Below is a set of records. Repeat all of them exactly.
"""
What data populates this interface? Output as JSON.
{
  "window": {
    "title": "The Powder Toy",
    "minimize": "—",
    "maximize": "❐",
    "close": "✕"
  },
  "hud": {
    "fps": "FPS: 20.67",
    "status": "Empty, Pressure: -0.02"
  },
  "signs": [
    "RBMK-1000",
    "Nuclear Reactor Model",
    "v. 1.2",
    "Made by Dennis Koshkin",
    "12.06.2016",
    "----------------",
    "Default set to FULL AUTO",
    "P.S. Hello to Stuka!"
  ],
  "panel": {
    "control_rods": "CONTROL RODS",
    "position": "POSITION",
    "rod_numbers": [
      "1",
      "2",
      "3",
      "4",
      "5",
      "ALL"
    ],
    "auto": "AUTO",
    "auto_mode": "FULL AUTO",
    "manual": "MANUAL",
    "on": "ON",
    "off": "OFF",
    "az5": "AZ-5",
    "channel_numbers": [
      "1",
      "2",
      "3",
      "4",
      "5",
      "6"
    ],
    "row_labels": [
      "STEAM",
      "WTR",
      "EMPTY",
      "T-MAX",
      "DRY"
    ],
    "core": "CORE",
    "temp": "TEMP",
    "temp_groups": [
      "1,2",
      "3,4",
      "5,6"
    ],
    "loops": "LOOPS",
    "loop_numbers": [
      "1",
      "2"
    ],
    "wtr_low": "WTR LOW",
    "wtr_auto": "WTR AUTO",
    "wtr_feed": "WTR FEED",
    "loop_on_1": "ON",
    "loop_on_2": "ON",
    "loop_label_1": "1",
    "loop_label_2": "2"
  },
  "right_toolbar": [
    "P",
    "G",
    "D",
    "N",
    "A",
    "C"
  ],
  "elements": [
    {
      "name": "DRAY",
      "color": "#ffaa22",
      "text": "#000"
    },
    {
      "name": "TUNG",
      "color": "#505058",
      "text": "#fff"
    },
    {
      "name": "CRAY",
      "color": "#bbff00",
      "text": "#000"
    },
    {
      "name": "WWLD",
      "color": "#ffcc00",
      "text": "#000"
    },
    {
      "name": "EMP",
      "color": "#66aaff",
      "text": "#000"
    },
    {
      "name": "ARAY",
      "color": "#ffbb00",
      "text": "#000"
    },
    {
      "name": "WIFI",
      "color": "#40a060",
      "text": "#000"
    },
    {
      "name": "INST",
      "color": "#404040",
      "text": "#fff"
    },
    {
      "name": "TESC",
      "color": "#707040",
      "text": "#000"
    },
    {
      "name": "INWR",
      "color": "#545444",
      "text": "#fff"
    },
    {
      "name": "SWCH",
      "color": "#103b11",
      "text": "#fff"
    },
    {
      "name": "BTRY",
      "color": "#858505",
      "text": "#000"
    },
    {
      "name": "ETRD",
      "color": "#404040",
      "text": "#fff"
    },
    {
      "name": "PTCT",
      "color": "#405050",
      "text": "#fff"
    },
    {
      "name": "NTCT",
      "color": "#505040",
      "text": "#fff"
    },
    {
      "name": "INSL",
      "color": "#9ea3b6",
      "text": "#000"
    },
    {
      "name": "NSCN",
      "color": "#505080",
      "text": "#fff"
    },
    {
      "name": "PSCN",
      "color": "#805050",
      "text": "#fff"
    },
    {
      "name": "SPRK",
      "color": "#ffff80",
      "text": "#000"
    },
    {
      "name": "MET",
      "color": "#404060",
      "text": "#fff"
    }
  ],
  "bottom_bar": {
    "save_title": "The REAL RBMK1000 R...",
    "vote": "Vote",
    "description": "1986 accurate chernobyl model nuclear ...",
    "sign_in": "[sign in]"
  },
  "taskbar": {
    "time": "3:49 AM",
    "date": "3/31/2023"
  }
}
"""
- _Complete answer_:
What data populates this interface? Output as JSON.
{
  "window": {
    "title": "The Powder Toy",
    "minimize": "—",
    "maximize": "❐",
    "close": "✕"
  },
  "hud": {
    "fps": "FPS: 20.67",
    "status": "Empty, Pressure: -0.02"
  },
  "signs": [
    "RBMK-1000",
    "Nuclear Reactor Model",
    "v. 1.2",
    "Made by Dennis Koshkin",
    "12.06.2016",
    "----------------",
    "Default set to FULL AUTO",
    "P.S. Hello to Stuka!"
  ],
  "panel": {
    "control_rods": "CONTROL RODS",
    "position": "POSITION",
    "rod_numbers": [
      "1",
      "2",
      "3",
      "4",
      "5",
      "ALL"
    ],
    "auto": "AUTO",
    "auto_mode": "FULL AUTO",
    "manual": "MANUAL",
    "on": "ON",
    "off": "OFF",
    "az5": "AZ-5",
    "channel_numbers": [
      "1",
      "2",
      "3",
      "4",
      "5",
      "6"
    ],
    "row_labels": [
      "STEAM",
      "WTR",
      "EMPTY",
      "T-MAX",
      "DRY"
    ],
    "core": "CORE",
    "temp": "TEMP",
    "temp_groups": [
      "1,2",
      "3,4",
      "5,6"
    ],
    "loops": "LOOPS",
    "loop_numbers": [
      "1",
      "2"
    ],
    "wtr_low": "WTR LOW",
    "wtr_auto": "WTR AUTO",
    "wtr_feed": "WTR FEED",
    "loop_on_1": "ON",
    "loop_on_2": "ON",
    "loop_label_1": "1",
    "loop_label_2": "2"
  },
  "right_toolbar": [
    "P",
    "G",
    "D",
    "N",
    "A",
    "C"
  ],
  "elements": [
    {
      "name": "DRAY",
      "color": "#ffaa22",
      "text": "#000"
    },
    {
      "name": "TUNG",
      "color": "#505058",
      "text": "#fff"
    },
    {
      "name": "CRAY",
      "color": "#bbff00",
      "text": "#000"
    },
    {
      "name": "WWLD",
      "color": "#ffcc00",
      "text": "#000"
    },
    {
      "name": "EMP",
      "color": "#66aaff",
      "text": "#000"
    },
    {
      "name": "ARAY",
      "color": "#ffbb00",
      "text": "#000"
    },
    {
      "name": "WIFI",
      "color": "#40a060",
      "text": "#000"
    },
    {
      "name": "INST",
      "color": "#404040",
      "text": "#fff"
    },
    {
      "name": "TESC",
      "color": "#707040",
      "text": "#000"
    },
    {
      "name": "INWR",
      "color": "#545444",
      "text": "#fff"
    },
    {
      "name": "SWCH",
      "color": "#103b11",
      "text": "#fff"
    },
    {
      "name": "BTRY",
      "color": "#858505",
      "text": "#000"
    },
    {
      "name": "ETRD",
      "color": "#404040",
      "text": "#fff"
    },
    {
      "name": "PTCT",
      "color": "#405050",
      "text": "#fff"
    },
    {
      "name": "NTCT",
      "color": "#505040",
      "text": "#fff"
    },
    {
      "name": "INSL",
      "color": "#9ea3b6",
      "text": "#000"
    },
    {
      "name": "NSCN",
      "color": "#505080",
      "text": "#fff"
    },
    {
      "name": "PSCN",
      "color": "#805050",
      "text": "#fff"
    },
    {
      "name": "SPRK",
      "color": "#ffff80",
      "text": "#000"
    },
    {
      "name": "MET",
      "color": "#404060",
      "text": "#fff"
    }
  ],
  "bottom_bar": {
    "save_title": "The REAL RBMK1000 R...",
    "vote": "Vote",
    "description": "1986 accurate chernobyl model nuclear ...",
    "sign_in": "[sign in]"
  },
  "taskbar": {
    "time": "3:49 AM",
    "date": "3/31/2023"
  }
}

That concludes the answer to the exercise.